• **Segmento del documento**
Eppure, mi pare un po’ difficile considerare “Frames” come un album veramente catalogabile come di Metal estremo. Va bene, ci sono urla belle grosse a là Isis (“In the Absolute Deep Blue Sea”) mentre grugniti non esattamente profondissimi dominano la scena alle volte in modi addirittura molto melodici e incredibilmente intonati (“Underworld”). Ma una delle caratteristiche peculiari di (quasi) tutto il metal estremo sono i ritmi indiavolati, che qui non dico che sono assenti però marginali e paradossalmente non – violenti sì (per esempio non c’è nemmeno l’ombra di un misero blast – beat). Si fa infatti spesso uso di tempi medi belli groovy ma presentando al contempo sia una bella tecnica che un’occasionale tendenza a sparare ritmi di una bizzarria talvolta mai sentita (sentitevi a tal proposito l’isteria impressionante e filo – jazzistica di “Zoom” – che nel finale genialmente la mischia con tutta un’altra soluzione facendo esplodere il tutto).

• **Dati forniti**

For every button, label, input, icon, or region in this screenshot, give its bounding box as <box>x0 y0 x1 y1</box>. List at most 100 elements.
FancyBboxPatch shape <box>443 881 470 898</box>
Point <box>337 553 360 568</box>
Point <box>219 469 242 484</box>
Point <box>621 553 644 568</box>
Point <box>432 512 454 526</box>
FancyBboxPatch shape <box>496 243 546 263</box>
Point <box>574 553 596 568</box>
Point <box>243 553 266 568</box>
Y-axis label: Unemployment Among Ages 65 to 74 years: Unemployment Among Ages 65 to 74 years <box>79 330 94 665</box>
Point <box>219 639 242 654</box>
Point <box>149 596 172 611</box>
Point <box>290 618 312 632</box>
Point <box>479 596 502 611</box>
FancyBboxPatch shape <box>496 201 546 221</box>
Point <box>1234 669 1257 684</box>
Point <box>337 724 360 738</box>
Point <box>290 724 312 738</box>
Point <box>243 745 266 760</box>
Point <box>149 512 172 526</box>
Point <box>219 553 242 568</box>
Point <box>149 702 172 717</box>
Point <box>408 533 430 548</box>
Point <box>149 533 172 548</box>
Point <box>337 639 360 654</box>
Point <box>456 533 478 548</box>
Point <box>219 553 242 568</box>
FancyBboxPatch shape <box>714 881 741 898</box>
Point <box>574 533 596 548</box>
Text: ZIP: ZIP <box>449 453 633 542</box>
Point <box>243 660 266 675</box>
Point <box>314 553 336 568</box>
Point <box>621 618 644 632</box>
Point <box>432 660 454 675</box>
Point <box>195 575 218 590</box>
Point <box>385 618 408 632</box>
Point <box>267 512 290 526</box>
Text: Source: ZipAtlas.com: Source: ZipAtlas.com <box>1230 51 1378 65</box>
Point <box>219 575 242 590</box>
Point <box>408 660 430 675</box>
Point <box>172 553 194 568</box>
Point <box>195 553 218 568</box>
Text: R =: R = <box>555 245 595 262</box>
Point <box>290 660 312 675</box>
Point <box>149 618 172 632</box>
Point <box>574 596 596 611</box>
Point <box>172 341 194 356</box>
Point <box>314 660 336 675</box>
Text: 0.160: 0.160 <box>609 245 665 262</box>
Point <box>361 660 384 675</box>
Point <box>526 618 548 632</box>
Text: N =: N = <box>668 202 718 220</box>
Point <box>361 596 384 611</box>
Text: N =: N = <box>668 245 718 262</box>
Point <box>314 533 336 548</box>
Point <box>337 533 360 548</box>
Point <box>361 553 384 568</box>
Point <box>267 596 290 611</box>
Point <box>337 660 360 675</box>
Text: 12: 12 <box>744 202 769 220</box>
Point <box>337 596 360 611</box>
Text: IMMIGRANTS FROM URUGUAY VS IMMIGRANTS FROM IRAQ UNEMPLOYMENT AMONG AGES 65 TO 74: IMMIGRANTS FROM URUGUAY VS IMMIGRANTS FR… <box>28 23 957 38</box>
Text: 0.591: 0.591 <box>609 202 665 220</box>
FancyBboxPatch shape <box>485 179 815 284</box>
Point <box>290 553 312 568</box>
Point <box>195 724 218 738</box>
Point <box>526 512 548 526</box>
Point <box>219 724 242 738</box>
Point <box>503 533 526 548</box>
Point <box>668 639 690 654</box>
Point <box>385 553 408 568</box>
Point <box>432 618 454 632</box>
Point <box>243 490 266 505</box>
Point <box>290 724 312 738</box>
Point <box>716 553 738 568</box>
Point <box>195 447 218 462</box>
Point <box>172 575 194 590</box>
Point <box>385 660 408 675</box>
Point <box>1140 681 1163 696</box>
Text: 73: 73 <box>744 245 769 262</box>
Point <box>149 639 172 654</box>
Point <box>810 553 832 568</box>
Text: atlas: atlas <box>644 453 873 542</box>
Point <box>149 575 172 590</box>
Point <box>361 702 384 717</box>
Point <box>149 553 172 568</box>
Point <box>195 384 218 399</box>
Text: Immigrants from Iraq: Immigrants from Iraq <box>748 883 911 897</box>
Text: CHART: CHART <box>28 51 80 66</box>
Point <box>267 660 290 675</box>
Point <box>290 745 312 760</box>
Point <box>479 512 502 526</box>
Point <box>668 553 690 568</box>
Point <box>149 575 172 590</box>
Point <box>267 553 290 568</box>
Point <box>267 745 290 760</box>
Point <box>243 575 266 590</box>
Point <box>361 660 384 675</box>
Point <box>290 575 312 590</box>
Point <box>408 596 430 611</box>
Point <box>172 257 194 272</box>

• **Obiettivi**
1 > Trascrivi integralmente e senza alcuna modifica il testo sull'album “Frames”.
2 > Restituisci senza modifiche soltanto le righe dei dati forniti, dalla prima fino a quella che contiene "Point <box>1234 669 1257 684</box>", entrambe incluse.

• **Soluzioni complete**
1 >
Eppure, mi pare un po’ difficile considerare “Frames” come un album veramente catalogabile come di Metal estremo. Va bene, ci sono urla belle grosse a là Isis (“In the Absolute Deep Blue Sea”) mentre grugniti non esattamente profondissimi dominano la scena alle volte in modi addirittura molto melodici e incredibilmente intonati (“Underworld”). Ma una delle caratteristiche peculiari di (quasi) tutto il metal estremo sono i ritmi indiavolati, che qui non dico che sono assenti però marginali e paradossalmente non – violenti sì (per esempio non c’è nemmeno l’ombra di un misero blast – beat). Si fa infatti spesso uso di tempi medi belli groovy ma presentando al contempo sia una bella tecnica che un’occasionale tendenza a sparare ritmi di una bizzarria talvolta mai sentita (sentitevi a tal proposito l’isteria impressionante e filo – jazzistica di “Zoom” – che nel finale genialmente la mischia con tutta un’altra soluzione facendo esplodere il tutto).

2 >
For every button, label, input, icon, or region in this screenshot, give its bounding box as <box>x0 y0 x1 y1</box>. List at most 100 elements.
FancyBboxPatch shape <box>443 881 470 898</box>
Point <box>337 553 360 568</box>
Point <box>219 469 242 484</box>
Point <box>621 553 644 568</box>
Point <box>432 512 454 526</box>
FancyBboxPatch shape <box>496 243 546 263</box>
Point <box>574 553 596 568</box>
Point <box>243 553 266 568</box>
Y-axis label: Unemployment Among Ages 65 to 74 years: Unemployment Among Ages 65 to 74 years <box>79 330 94 665</box>
Point <box>219 639 242 654</box>
Point <box>149 596 172 611</box>
Point <box>290 618 312 632</box>
Point <box>479 596 502 611</box>
FancyBboxPatch shape <box>496 201 546 221</box>
Point <box>1234 669 1257 684</box>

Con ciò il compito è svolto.